• TASK OBJECTIVE
Transcribe the records that follow. Keep every word exactly, and drop the pictures.

+++ STORED ROWS +++

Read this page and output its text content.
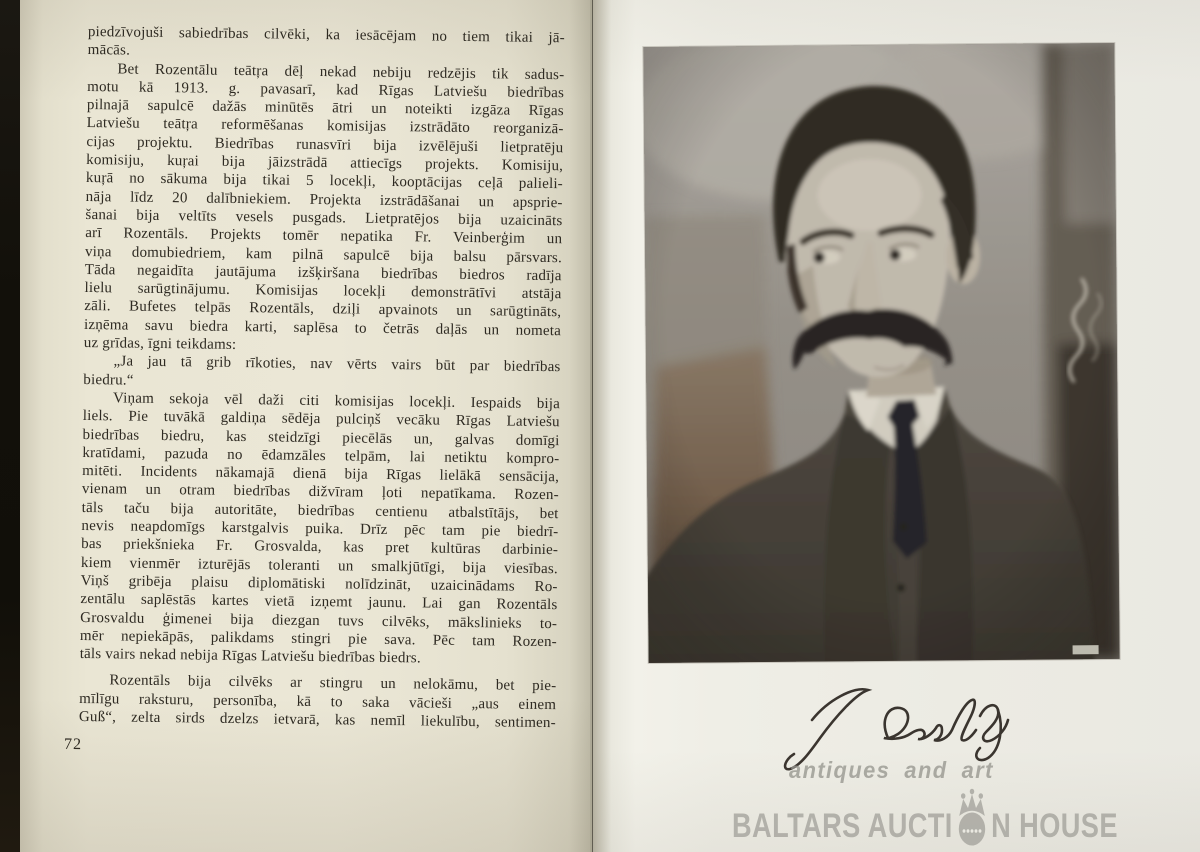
piedzīvojuši sabiedrības cilvēki, ka iesācējam no tiem tikai jā-
mācās.
Bet Rozentālu teātŗa dēļ nekad nebiju redzējis tik sadus-
motu kā 1913. g. pavasarī, kad Rīgas Latviešu biedrības
pilnajā sapulcē dažās minūtēs ātri un noteikti izgāza Rīgas
Latviešu teātŗa reformēšanas komisijas izstrādāto reorganizā-
cijas projektu. Biedrības runasvīri bija izvēlējuši lietpratēju
komisiju, kuŗai bija jāizstrādā attiecīgs projekts. Komisiju,
kuŗā no sākuma bija tikai 5 locekļi, kooptācijas ceļā palieli-
nāja līdz 20 dalībniekiem. Projekta izstrādāšanai un apsprie-
šanai bija veltīts vesels pusgads. Lietpratējos bija uzaicināts
arī Rozentāls. Projekts tomēr nepatika Fr. Veinberģim un
viņa domubiedriem, kam pilnā sapulcē bija balsu pārsvars.
Tāda negaidīta jautājuma izšķiršana biedrības biedros radīja
lielu sarūgtinājumu. Komisijas locekļi demonstrātīvi atstāja
zāli. Bufetes telpās Rozentāls, dziļi apvainots un sarūgtināts,
izņēma savu biedra karti, saplēsa to četrās daļās un nometa
uz grīdas, īgni teikdams:
„Ja jau tā grib rīkoties, nav vērts vairs būt par biedrības
biedru.“
Viņam sekoja vēl daži citi komisijas locekļi. Iespaids bija
liels. Pie tuvākā galdiņa sēdēja pulciņš vecāku Rīgas Latviešu
biedrības biedru, kas steidzīgi piecēlās un, galvas domīgi
kratīdami, pazuda no ēdamzāles telpām, lai netiktu kompro-
mitēti. Incidents nākamajā dienā bija Rīgas lielākā sensācija,
vienam un otram biedrības dižvīram ļoti nepatīkama. Rozen-
tāls taču bija autoritāte, biedrības centienu atbalstītājs, bet
nevis neapdomīgs karstgalvis puika. Drīz pēc tam pie biedrī-
bas priekšnieka Fr. Grosvalda, kas pret kultūras darbinie-
kiem vienmēr izturējās toleranti un smalkjūtīgi, bija viesības.
Viņš gribēja plaisu diplomātiski nolīdzināt, uzaicinādams Ro-
zentālu saplēstās kartes vietā izņemt jaunu. Lai gan Rozentāls
Grosvaldu ģimenei bija diezgan tuvs cilvēks, mākslinieks to-
mēr nepiekāpās, palikdams stingri pie sava. Pēc tam Rozen-
tāls vairs nekad nebija Rīgas Latviešu biedrības biedrs.
Rozentāls bija cilvēks ar stingru un nelokāmu, bet pie-
mīlīgu raksturu, personība, kā to saka vācieši „aus einem
Guß“, zelta sirds dzelzs ietvarā, kas nemīl liekulību, sentimen-
72
antiques and art
BALTARS AUCTI N HOUSE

+++

• EXERCISE RESPONSE
Read this page and output its text content.
piedzīvojuši sabiedrības cilvēki, ka iesācējam no tiem tikai jā-
mācās.
Bet Rozentālu teātŗa dēļ nekad nebiju redzējis tik sadus-
motu kā 1913. g. pavasarī, kad Rīgas Latviešu biedrības
pilnajā sapulcē dažās minūtēs ātri un noteikti izgāza Rīgas
Latviešu teātŗa reformēšanas komisijas izstrādāto reorganizā-
cijas projektu. Biedrības runasvīri bija izvēlējuši lietpratēju
komisiju, kuŗai bija jāizstrādā attiecīgs projekts. Komisiju,
kuŗā no sākuma bija tikai 5 locekļi, kooptācijas ceļā palieli-
nāja līdz 20 dalībniekiem. Projekta izstrādāšanai un apsprie-
šanai bija veltīts vesels pusgads. Lietpratējos bija uzaicināts
arī Rozentāls. Projekts tomēr nepatika Fr. Veinberģim un
viņa domubiedriem, kam pilnā sapulcē bija balsu pārsvars.
Tāda negaidīta jautājuma izšķiršana biedrības biedros radīja
lielu sarūgtinājumu. Komisijas locekļi demonstrātīvi atstāja
zāli. Bufetes telpās Rozentāls, dziļi apvainots un sarūgtināts,
izņēma savu biedra karti, saplēsa to četrās daļās un nometa
uz grīdas, īgni teikdams:
„Ja jau tā grib rīkoties, nav vērts vairs būt par biedrības
biedru.“
Viņam sekoja vēl daži citi komisijas locekļi. Iespaids bija
liels. Pie tuvākā galdiņa sēdēja pulciņš vecāku Rīgas Latviešu
biedrības biedru, kas steidzīgi piecēlās un, galvas domīgi
kratīdami, pazuda no ēdamzāles telpām, lai netiktu kompro-
mitēti. Incidents nākamajā dienā bija Rīgas lielākā sensācija,
vienam un otram biedrības dižvīram ļoti nepatīkama. Rozen-
tāls taču bija autoritāte, biedrības centienu atbalstītājs, bet
nevis neapdomīgs karstgalvis puika. Drīz pēc tam pie biedrī-
bas priekšnieka Fr. Grosvalda, kas pret kultūras darbinie-
kiem vienmēr izturējās toleranti un smalkjūtīgi, bija viesības.
Viņš gribēja plaisu diplomātiski nolīdzināt, uzaicinādams Ro-
zentālu saplēstās kartes vietā izņemt jaunu. Lai gan Rozentāls
Grosvaldu ģimenei bija diezgan tuvs cilvēks, mākslinieks to-
mēr nepiekāpās, palikdams stingri pie sava. Pēc tam Rozen-
tāls vairs nekad nebija Rīgas Latviešu biedrības biedrs.
Rozentāls bija cilvēks ar stingru un nelokāmu, bet pie-
mīlīgu raksturu, personība, kā to saka vācieši „aus einem
Guß“, zelta sirds dzelzs ietvarā, kas nemīl liekulību, sentimen-
72
antiques and art
BALTARS AUCTI N HOUSE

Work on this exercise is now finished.